**Records:**
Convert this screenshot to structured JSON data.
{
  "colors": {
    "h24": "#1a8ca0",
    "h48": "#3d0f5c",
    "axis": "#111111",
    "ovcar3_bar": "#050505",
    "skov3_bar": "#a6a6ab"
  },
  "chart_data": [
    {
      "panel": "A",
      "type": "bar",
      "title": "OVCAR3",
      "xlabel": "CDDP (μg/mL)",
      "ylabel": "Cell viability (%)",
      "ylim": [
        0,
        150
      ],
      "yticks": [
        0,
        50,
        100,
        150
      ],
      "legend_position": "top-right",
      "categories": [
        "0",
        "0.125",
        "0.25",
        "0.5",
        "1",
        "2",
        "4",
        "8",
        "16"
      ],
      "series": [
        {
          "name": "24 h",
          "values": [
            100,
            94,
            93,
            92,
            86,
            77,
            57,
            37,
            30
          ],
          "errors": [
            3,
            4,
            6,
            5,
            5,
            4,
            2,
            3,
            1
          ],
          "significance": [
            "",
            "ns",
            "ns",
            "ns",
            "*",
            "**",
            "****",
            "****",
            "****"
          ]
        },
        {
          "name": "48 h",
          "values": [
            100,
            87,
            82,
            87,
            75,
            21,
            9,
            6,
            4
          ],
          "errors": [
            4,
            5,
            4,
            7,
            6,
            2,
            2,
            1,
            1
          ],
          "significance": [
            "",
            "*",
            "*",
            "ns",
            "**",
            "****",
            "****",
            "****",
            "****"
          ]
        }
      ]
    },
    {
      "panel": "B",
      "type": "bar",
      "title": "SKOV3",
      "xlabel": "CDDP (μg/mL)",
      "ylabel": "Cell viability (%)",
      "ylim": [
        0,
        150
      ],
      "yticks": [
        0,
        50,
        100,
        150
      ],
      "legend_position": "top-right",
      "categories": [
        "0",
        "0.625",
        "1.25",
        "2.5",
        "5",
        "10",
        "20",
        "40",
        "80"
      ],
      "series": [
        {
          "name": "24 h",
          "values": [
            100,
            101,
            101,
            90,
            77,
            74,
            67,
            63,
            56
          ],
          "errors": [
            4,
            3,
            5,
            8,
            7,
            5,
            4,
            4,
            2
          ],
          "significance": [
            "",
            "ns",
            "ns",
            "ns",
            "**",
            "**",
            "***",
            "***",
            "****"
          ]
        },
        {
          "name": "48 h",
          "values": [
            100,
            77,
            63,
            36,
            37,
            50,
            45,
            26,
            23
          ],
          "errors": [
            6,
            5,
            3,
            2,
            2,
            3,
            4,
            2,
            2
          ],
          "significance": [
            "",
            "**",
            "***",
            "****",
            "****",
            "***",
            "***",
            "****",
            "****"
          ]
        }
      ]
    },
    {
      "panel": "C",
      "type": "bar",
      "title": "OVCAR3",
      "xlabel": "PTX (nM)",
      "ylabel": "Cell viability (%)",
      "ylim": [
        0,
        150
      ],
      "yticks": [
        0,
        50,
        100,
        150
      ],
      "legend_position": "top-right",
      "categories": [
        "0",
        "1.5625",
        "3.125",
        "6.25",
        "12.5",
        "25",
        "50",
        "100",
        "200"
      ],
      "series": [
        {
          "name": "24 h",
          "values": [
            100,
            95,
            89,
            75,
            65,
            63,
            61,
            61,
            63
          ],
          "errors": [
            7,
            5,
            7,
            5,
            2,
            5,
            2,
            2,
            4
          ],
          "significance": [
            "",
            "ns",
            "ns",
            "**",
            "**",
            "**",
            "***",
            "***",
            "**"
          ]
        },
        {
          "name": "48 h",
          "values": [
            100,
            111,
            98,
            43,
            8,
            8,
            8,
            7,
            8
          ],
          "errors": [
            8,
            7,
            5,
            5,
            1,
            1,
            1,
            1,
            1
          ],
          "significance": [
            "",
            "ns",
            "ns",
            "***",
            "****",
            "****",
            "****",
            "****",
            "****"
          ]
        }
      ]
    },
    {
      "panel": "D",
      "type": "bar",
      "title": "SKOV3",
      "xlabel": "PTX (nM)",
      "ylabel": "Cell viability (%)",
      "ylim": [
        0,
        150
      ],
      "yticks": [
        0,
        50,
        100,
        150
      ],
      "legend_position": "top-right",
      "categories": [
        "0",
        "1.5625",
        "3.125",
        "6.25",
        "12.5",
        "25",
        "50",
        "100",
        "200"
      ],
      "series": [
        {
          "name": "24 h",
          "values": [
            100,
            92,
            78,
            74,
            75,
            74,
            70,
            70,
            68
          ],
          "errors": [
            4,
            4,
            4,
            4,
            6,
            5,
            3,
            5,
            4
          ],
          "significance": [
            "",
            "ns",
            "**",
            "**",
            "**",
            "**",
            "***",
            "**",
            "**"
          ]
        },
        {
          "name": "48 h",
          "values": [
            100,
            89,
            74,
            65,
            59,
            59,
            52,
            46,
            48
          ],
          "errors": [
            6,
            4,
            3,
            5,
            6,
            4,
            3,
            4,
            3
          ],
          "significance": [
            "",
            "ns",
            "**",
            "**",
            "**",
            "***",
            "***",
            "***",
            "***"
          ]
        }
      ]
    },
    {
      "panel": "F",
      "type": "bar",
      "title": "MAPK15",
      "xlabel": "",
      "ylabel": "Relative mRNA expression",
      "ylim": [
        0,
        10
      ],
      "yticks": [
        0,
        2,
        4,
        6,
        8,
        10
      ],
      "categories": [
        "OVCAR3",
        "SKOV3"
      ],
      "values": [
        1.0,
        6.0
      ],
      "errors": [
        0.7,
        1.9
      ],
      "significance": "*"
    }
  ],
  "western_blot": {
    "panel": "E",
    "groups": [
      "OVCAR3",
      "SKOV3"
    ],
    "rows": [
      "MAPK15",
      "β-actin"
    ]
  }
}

**Work required:**
Restating every entry above word for word is the whole task.

**Written solution:**
Convert this screenshot to structured JSON data.
{
  "colors": {
    "h24": "#1a8ca0",
    "h48": "#3d0f5c",
    "axis": "#111111",
    "ovcar3_bar": "#050505",
    "skov3_bar": "#a6a6ab"
  },
  "chart_data": [
    {
      "panel": "A",
      "type": "bar",
      "title": "OVCAR3",
      "xlabel": "CDDP (μg/mL)",
      "ylabel": "Cell viability (%)",
      "ylim": [
        0,
        150
      ],
      "yticks": [
        0,
        50,
        100,
        150
      ],
      "legend_position": "top-right",
      "categories": [
        "0",
        "0.125",
        "0.25",
        "0.5",
        "1",
        "2",
        "4",
        "8",
        "16"
      ],
      "series": [
        {
          "name": "24 h",
          "values": [
            100,
            94,
            93,
            92,
            86,
            77,
            57,
            37,
            30
          ],
          "errors": [
            3,
            4,
            6,
            5,
            5,
            4,
            2,
            3,
            1
          ],
          "significance": [
            "",
            "ns",
            "ns",
            "ns",
            "*",
            "**",
            "****",
            "****",
            "****"
          ]
        },
        {
          "name": "48 h",
          "values": [
            100,
            87,
            82,
            87,
            75,
            21,
            9,
            6,
            4
          ],
          "errors": [
            4,
            5,
            4,
            7,
            6,
            2,
            2,
            1,
            1
          ],
          "significance": [
            "",
            "*",
            "*",
            "ns",
            "**",
            "****",
            "****",
            "****",
            "****"
          ]
        }
      ]
    },
    {
      "panel": "B",
      "type": "bar",
      "title": "SKOV3",
      "xlabel": "CDDP (μg/mL)",
      "ylabel": "Cell viability (%)",
      "ylim": [
        0,
        150
      ],
      "yticks": [
        0,
        50,
        100,
        150
      ],
      "legend_position": "top-right",
      "categories": [
        "0",
        "0.625",
        "1.25",
        "2.5",
        "5",
        "10",
        "20",
        "40",
        "80"
      ],
      "series": [
        {
          "name": "24 h",
          "values": [
            100,
            101,
            101,
            90,
            77,
            74,
            67,
            63,
            56
          ],
          "errors": [
            4,
            3,
            5,
            8,
            7,
            5,
            4,
            4,
            2
          ],
          "significance": [
            "",
            "ns",
            "ns",
            "ns",
            "**",
            "**",
            "***",
            "***",
            "****"
          ]
        },
        {
          "name": "48 h",
          "values": [
            100,
            77,
            63,
            36,
            37,
            50,
            45,
            26,
            23
          ],
          "errors": [
            6,
            5,
            3,
            2,
            2,
            3,
            4,
            2,
            2
          ],
          "significance": [
            "",
            "**",
            "***",
            "****",
            "****",
            "***",
            "***",
            "****",
            "****"
          ]
        }
      ]
    },
    {
      "panel": "C",
      "type": "bar",
      "title": "OVCAR3",
      "xlabel": "PTX (nM)",
      "ylabel": "Cell viability (%)",
      "ylim": [
        0,
        150
      ],
      "yticks": [
        0,
        50,
        100,
        150
      ],
      "legend_position": "top-right",
      "categories": [
        "0",
        "1.5625",
        "3.125",
        "6.25",
        "12.5",
        "25",
        "50",
        "100",
        "200"
      ],
      "series": [
        {
          "name": "24 h",
          "values": [
            100,
            95,
            89,
            75,
            65,
            63,
            61,
            61,
            63
          ],
          "errors": [
            7,
            5,
            7,
            5,
            2,
            5,
            2,
            2,
            4
          ],
          "significance": [
            "",
            "ns",
            "ns",
            "**",
            "**",
            "**",
            "***",
            "***",
            "**"
          ]
        },
        {
          "name": "48 h",
          "values": [
            100,
            111,
            98,
            43,
            8,
            8,
            8,
            7,
            8
          ],
          "errors": [
            8,
            7,
            5,
            5,
            1,
            1,
            1,
            1,
            1
          ],
          "significance": [
            "",
            "ns",
            "ns",
            "***",
            "****",
            "****",
            "****",
            "****",
            "****"
          ]
        }
      ]
    },
    {
      "panel": "D",
      "type": "bar",
      "title": "SKOV3",
      "xlabel": "PTX (nM)",
      "ylabel": "Cell viability (%)",
      "ylim": [
        0,
        150
      ],
      "yticks": [
        0,
        50,
        100,
        150
      ],
      "legend_position": "top-right",
      "categories": [
        "0",
        "1.5625",
        "3.125",
        "6.25",
        "12.5",
        "25",
        "50",
        "100",
        "200"
      ],
      "series": [
        {
          "name": "24 h",
          "values": [
            100,
            92,
            78,
            74,
            75,
            74,
            70,
            70,
            68
          ],
          "errors": [
            4,
            4,
            4,
            4,
            6,
            5,
            3,
            5,
            4
          ],
          "significance": [
            "",
            "ns",
            "**",
            "**",
            "**",
            "**",
            "***",
            "**",
            "**"
          ]
        },
        {
          "name": "48 h",
          "values": [
            100,
            89,
            74,
            65,
            59,
            59,
            52,
            46,
            48
          ],
          "errors": [
            6,
            4,
            3,
            5,
            6,
            4,
            3,
            4,
            3
          ],
          "significance": [
            "",
            "ns",
            "**",
            "**",
            "**",
            "***",
            "***",
            "***",
            "***"
          ]
        }
      ]
    },
    {
      "panel": "F",
      "type": "bar",
      "title": "MAPK15",
      "xlabel": "",
      "ylabel": "Relative mRNA expression",
      "ylim": [
        0,
        10
      ],
      "yticks": [
        0,
        2,
        4,
        6,
        8,
        10
      ],
      "categories": [
        "OVCAR3",
        "SKOV3"
      ],
      "values": [
        1.0,
        6.0
      ],
      "errors": [
        0.7,
        1.9
      ],
      "significance": "*"
    }
  ],
  "western_blot": {
    "panel": "E",
    "groups": [
      "OVCAR3",
      "SKOV3"
    ],
    "rows": [
      "MAPK15",
      "β-actin"
    ]
  }
}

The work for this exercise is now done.